╔══

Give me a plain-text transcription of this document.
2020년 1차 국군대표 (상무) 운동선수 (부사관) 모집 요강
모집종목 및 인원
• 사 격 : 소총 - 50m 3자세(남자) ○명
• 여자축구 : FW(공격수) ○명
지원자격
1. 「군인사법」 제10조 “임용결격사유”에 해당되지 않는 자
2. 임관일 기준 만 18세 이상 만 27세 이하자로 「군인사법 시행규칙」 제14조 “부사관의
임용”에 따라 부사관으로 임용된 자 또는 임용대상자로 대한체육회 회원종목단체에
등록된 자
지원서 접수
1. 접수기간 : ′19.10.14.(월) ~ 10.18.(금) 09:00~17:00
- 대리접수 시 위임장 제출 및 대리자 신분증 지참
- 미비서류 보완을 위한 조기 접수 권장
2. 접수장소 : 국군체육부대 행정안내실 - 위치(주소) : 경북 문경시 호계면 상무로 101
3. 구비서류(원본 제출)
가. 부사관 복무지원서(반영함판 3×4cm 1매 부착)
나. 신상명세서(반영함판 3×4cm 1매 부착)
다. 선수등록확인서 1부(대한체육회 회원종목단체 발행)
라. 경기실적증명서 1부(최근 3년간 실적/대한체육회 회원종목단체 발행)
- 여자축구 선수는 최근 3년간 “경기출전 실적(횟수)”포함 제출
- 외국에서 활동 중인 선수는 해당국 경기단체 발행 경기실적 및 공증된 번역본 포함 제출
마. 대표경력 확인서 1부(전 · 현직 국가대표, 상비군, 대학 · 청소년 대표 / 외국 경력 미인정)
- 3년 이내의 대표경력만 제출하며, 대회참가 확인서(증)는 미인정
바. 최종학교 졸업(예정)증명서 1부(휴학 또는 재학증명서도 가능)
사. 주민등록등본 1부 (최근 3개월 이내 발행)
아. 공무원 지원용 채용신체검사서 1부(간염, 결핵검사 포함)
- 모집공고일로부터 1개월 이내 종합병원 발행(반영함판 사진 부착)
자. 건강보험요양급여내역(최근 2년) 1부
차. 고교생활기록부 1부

╚══

* WHAT THE TASK REQUIRES: Extract each line of the listing above, copying it word for word.

* RESPONSE TO THIS TASK:
Give me a plain-text transcription of this document.
2020년 1차 국군대표 (상무) 운동선수 (부사관) 모집 요강
모집종목 및 인원
• 사 격 : 소총 - 50m 3자세(남자) ○명
• 여자축구 : FW(공격수) ○명
지원자격
1. 「군인사법」 제10조 “임용결격사유”에 해당되지 않는 자
2. 임관일 기준 만 18세 이상 만 27세 이하자로 「군인사법 시행규칙」 제14조 “부사관의
임용”에 따라 부사관으로 임용된 자 또는 임용대상자로 대한체육회 회원종목단체에
등록된 자
지원서 접수
1. 접수기간 : ′19.10.14.(월) ~ 10.18.(금) 09:00~17:00
- 대리접수 시 위임장 제출 및 대리자 신분증 지참
- 미비서류 보완을 위한 조기 접수 권장
2. 접수장소 : 국군체육부대 행정안내실 - 위치(주소) : 경북 문경시 호계면 상무로 101
3. 구비서류(원본 제출)
가. 부사관 복무지원서(반영함판 3×4cm 1매 부착)
나. 신상명세서(반영함판 3×4cm 1매 부착)
다. 선수등록확인서 1부(대한체육회 회원종목단체 발행)
라. 경기실적증명서 1부(최근 3년간 실적/대한체육회 회원종목단체 발행)
- 여자축구 선수는 최근 3년간 “경기출전 실적(횟수)”포함 제출
- 외국에서 활동 중인 선수는 해당국 경기단체 발행 경기실적 및 공증된 번역본 포함 제출
마. 대표경력 확인서 1부(전 · 현직 국가대표, 상비군, 대학 · 청소년 대표 / 외국 경력 미인정)
- 3년 이내의 대표경력만 제출하며, 대회참가 확인서(증)는 미인정
바. 최종학교 졸업(예정)증명서 1부(휴학 또는 재학증명서도 가능)
사. 주민등록등본 1부 (최근 3개월 이내 발행)
아. 공무원 지원용 채용신체검사서 1부(간염, 결핵검사 포함)
- 모집공고일로부터 1개월 이내 종합병원 발행(반영함판 사진 부착)
자. 건강보험요양급여내역(최근 2년) 1부
차. 고교생활기록부 1부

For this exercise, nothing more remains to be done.